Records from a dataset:

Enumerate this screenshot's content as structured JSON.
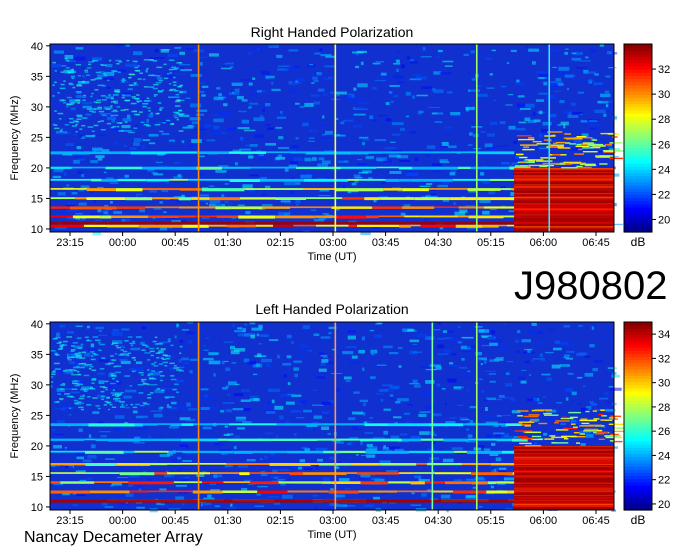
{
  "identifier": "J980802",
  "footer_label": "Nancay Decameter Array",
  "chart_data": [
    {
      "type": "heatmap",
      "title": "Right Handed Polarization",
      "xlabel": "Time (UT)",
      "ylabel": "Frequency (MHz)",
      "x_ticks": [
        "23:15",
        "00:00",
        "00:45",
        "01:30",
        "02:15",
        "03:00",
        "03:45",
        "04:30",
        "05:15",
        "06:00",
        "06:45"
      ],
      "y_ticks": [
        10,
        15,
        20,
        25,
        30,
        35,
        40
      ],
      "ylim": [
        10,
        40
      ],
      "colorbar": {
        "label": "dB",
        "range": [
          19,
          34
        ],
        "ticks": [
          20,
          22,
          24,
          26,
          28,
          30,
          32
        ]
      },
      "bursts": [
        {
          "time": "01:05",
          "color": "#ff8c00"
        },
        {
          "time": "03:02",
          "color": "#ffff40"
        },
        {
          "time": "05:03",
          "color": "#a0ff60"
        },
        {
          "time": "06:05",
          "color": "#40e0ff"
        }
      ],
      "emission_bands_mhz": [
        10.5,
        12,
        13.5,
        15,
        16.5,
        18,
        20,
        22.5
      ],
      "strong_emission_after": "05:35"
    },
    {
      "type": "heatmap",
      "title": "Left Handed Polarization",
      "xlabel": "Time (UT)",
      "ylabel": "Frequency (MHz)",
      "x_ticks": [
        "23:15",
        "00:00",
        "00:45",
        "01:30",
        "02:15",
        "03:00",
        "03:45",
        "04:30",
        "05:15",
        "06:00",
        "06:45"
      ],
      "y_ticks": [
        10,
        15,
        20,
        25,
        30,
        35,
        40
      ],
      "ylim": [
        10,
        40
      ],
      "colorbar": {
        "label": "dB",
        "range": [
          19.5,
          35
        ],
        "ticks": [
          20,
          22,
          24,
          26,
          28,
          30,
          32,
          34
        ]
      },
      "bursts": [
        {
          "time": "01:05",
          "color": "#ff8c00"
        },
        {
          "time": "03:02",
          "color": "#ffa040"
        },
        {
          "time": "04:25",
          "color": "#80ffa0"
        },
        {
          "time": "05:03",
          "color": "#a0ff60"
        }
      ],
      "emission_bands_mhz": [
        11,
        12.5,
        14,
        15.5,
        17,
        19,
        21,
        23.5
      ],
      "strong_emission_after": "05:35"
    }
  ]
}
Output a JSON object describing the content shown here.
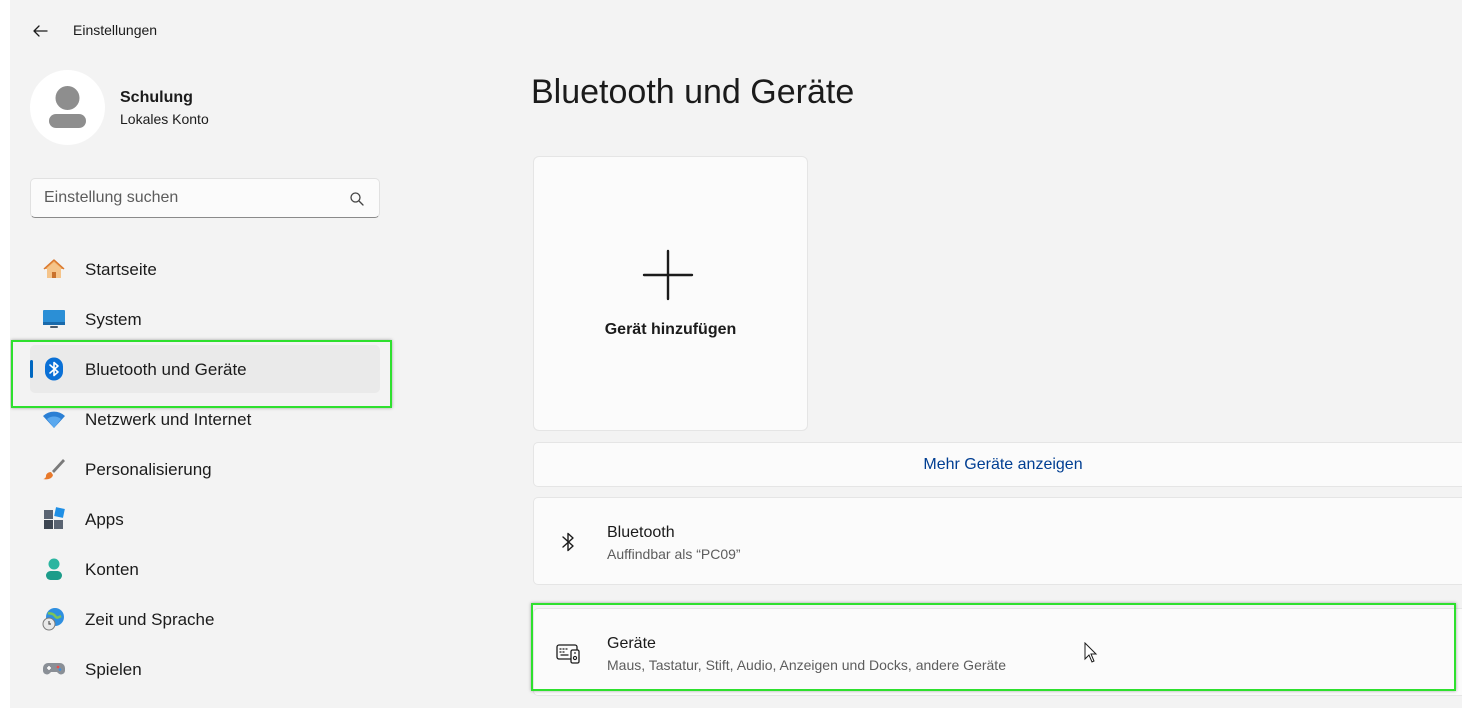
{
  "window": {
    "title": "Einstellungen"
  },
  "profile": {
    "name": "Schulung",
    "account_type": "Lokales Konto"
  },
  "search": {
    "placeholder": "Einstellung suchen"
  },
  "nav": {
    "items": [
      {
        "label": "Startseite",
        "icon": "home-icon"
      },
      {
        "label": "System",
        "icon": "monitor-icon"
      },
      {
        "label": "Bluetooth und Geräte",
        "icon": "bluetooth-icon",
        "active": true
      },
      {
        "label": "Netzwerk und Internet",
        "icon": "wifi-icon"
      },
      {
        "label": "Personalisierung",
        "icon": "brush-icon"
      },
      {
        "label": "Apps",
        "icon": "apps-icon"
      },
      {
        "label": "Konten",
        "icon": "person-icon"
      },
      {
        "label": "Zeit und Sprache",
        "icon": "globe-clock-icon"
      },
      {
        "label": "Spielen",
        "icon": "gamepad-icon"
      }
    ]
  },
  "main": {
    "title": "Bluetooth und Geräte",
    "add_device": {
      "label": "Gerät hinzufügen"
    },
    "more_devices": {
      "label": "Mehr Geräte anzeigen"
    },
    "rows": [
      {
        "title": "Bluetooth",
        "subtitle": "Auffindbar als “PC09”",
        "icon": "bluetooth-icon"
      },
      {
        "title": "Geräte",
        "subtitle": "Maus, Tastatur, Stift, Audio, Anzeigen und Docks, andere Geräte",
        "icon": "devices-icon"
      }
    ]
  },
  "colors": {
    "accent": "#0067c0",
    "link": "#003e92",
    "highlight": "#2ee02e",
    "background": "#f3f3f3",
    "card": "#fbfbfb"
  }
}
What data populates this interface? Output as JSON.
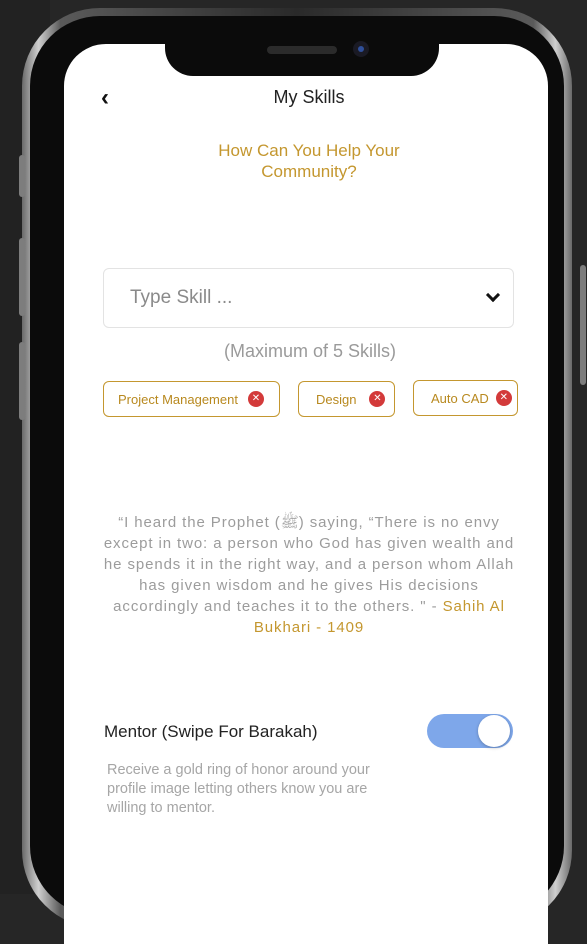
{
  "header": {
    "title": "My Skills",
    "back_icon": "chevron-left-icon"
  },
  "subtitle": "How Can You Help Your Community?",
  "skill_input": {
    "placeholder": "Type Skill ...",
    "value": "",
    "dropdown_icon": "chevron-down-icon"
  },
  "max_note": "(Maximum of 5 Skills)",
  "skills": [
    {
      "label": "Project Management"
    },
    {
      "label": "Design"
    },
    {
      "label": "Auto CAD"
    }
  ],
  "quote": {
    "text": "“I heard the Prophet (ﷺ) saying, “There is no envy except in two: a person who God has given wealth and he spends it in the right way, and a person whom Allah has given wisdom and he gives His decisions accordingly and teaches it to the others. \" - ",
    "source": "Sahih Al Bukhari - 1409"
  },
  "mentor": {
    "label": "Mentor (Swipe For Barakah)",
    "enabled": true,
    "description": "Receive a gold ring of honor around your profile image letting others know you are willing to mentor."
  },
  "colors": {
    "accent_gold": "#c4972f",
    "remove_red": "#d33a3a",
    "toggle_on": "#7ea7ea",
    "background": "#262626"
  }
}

# Exercise:
Repeat the material above verbatim. Leave the pictures behind.

# Task result:
Enumerate this screenshot's content as structured JSON.
{
  "identifier": "J980802",
  "footer_label": "Nancay Decameter Array",
  "chart_data": [
    {
      "type": "heatmap",
      "title": "Right Handed Polarization",
      "xlabel": "Time (UT)",
      "ylabel": "Frequency (MHz)",
      "x_ticks": [
        "23:15",
        "00:00",
        "00:45",
        "01:30",
        "02:15",
        "03:00",
        "03:45",
        "04:30",
        "05:15",
        "06:00",
        "06:45"
      ],
      "y_ticks": [
        10,
        15,
        20,
        25,
        30,
        35,
        40
      ],
      "ylim": [
        10,
        40
      ],
      "colorbar": {
        "label": "dB",
        "range": [
          19,
          34
        ],
        "ticks": [
          20,
          22,
          24,
          26,
          28,
          30,
          32
        ]
      },
      "bursts": [
        {
          "time": "01:05",
          "color": "#ff8c00"
        },
        {
          "time": "03:02",
          "color": "#ffff40"
        },
        {
          "time": "05:03",
          "color": "#a0ff60"
        },
        {
          "time": "06:05",
          "color": "#40e0ff"
        }
      ],
      "emission_bands_mhz": [
        10.5,
        12,
        13.5,
        15,
        16.5,
        18,
        20,
        22.5
      ],
      "strong_emission_after": "05:35"
    },
    {
      "type": "heatmap",
      "title": "Left Handed Polarization",
      "xlabel": "Time (UT)",
      "ylabel": "Frequency (MHz)",
      "x_ticks": [
        "23:15",
        "00:00",
        "00:45",
        "01:30",
        "02:15",
        "03:00",
        "03:45",
        "04:30",
        "05:15",
        "06:00",
        "06:45"
      ],
      "y_ticks": [
        10,
        15,
        20,
        25,
        30,
        35,
        40
      ],
      "ylim": [
        10,
        40
      ],
      "colorbar": {
        "label": "dB",
        "range": [
          19.5,
          35
        ],
        "ticks": [
          20,
          22,
          24,
          26,
          28,
          30,
          32,
          34
        ]
      },
      "bursts": [
        {
          "time": "01:05",
          "color": "#ff8c00"
        },
        {
          "time": "03:02",
          "color": "#ffa040"
        },
        {
          "time": "04:25",
          "color": "#80ffa0"
        },
        {
          "time": "05:03",
          "color": "#a0ff60"
        }
      ],
      "emission_bands_mhz": [
        11,
        12.5,
        14,
        15.5,
        17,
        19,
        21,
        23.5
      ],
      "strong_emission_after": "05:35"
    }
  ]
}
Output a JSON object describing the content shown here.
{
  "window": {
    "title": "Einstellungen"
  },
  "profile": {
    "name": "Schulung",
    "account_type": "Lokales Konto"
  },
  "search": {
    "placeholder": "Einstellung suchen"
  },
  "nav": {
    "items": [
      {
        "label": "Startseite",
        "icon": "home-icon"
      },
      {
        "label": "System",
        "icon": "monitor-icon"
      },
      {
        "label": "Bluetooth und Geräte",
        "icon": "bluetooth-icon",
        "active": true
      },
      {
        "label": "Netzwerk und Internet",
        "icon": "wifi-icon"
      },
      {
        "label": "Personalisierung",
        "icon": "brush-icon"
      },
      {
        "label": "Apps",
        "icon": "apps-icon"
      },
      {
        "label": "Konten",
        "icon": "person-icon"
      },
      {
        "label": "Zeit und Sprache",
        "icon": "globe-clock-icon"
      },
      {
        "label": "Spielen",
        "icon": "gamepad-icon"
      }
    ]
  },
  "main": {
    "title": "Bluetooth und Geräte",
    "add_device": {
      "label": "Gerät hinzufügen"
    },
    "more_devices": {
      "label": "Mehr Geräte anzeigen"
    },
    "rows": [
      {
        "title": "Bluetooth",
        "subtitle": "Auffindbar als “PC09”",
        "icon": "bluetooth-icon"
      },
      {
        "title": "Geräte",
        "subtitle": "Maus, Tastatur, Stift, Audio, Anzeigen und Docks, andere Geräte",
        "icon": "devices-icon"
      }
    ]
  },
  "colors": {
    "accent": "#0067c0",
    "link": "#003e92",
    "highlight": "#2ee02e",
    "background": "#f3f3f3",
    "card": "#fbfbfb"
  }
}
What data populates this interface? Output as JSON.
{
  "header": {
    "title": "My Skills",
    "back_icon": "chevron-left-icon"
  },
  "subtitle": "How Can You Help Your Community?",
  "skill_input": {
    "placeholder": "Type Skill ...",
    "value": "",
    "dropdown_icon": "chevron-down-icon"
  },
  "max_note": "(Maximum of 5 Skills)",
  "skills": [
    {
      "label": "Project Management"
    },
    {
      "label": "Design"
    },
    {
      "label": "Auto CAD"
    }
  ],
  "quote": {
    "text": "“I heard the Prophet (ﷺ) saying, “There is no envy except in two: a person who God has given wealth and he spends it in the right way, and a person whom Allah has given wisdom and he gives His decisions accordingly and teaches it to the others. \" - ",
    "source": "Sahih Al Bukhari - 1409"
  },
  "mentor": {
    "label": "Mentor (Swipe For Barakah)",
    "enabled": true,
    "description": "Receive a gold ring of honor around your profile image letting others know you are willing to mentor."
  },
  "colors": {
    "accent_gold": "#c4972f",
    "remove_red": "#d33a3a",
    "toggle_on": "#7ea7ea",
    "background": "#262626"
  }
}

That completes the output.